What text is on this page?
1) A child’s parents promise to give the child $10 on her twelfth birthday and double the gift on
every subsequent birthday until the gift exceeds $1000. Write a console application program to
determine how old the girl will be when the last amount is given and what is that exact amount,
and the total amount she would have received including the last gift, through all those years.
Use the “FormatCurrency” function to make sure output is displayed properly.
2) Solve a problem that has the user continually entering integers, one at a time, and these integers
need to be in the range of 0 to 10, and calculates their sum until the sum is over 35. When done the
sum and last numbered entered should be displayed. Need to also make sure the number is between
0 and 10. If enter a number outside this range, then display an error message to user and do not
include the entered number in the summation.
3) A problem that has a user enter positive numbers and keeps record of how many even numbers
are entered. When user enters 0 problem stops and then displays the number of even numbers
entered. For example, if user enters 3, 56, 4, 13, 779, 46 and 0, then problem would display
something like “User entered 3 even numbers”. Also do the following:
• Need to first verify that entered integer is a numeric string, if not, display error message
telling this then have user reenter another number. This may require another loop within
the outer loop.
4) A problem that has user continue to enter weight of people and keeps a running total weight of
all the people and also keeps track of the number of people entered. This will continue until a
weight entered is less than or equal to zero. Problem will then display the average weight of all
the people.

========

- **Directions**
Reproduce every line above without error.

- **Problem solution**
What text is on this page?
1) A child’s parents promise to give the child $10 on her twelfth birthday and double the gift on
every subsequent birthday until the gift exceeds $1000. Write a console application program to
determine how old the girl will be when the last amount is given and what is that exact amount,
and the total amount she would have received including the last gift, through all those years.
Use the “FormatCurrency” function to make sure output is displayed properly.
2) Solve a problem that has the user continually entering integers, one at a time, and these integers
need to be in the range of 0 to 10, and calculates their sum until the sum is over 35. When done the
sum and last numbered entered should be displayed. Need to also make sure the number is between
0 and 10. If enter a number outside this range, then display an error message to user and do not
include the entered number in the summation.
3) A problem that has a user enter positive numbers and keeps record of how many even numbers
are entered. When user enters 0 problem stops and then displays the number of even numbers
entered. For example, if user enters 3, 56, 4, 13, 779, 46 and 0, then problem would display
something like “User entered 3 even numbers”. Also do the following:
• Need to first verify that entered integer is a numeric string, if not, display error message
telling this then have user reenter another number. This may require another loop within
the outer loop.
4) A problem that has user continue to enter weight of people and keeps a running total weight of
all the people and also keeps track of the number of people entered. This will continue until a
weight entered is less than or equal to zero. Problem will then display the average weight of all
the people.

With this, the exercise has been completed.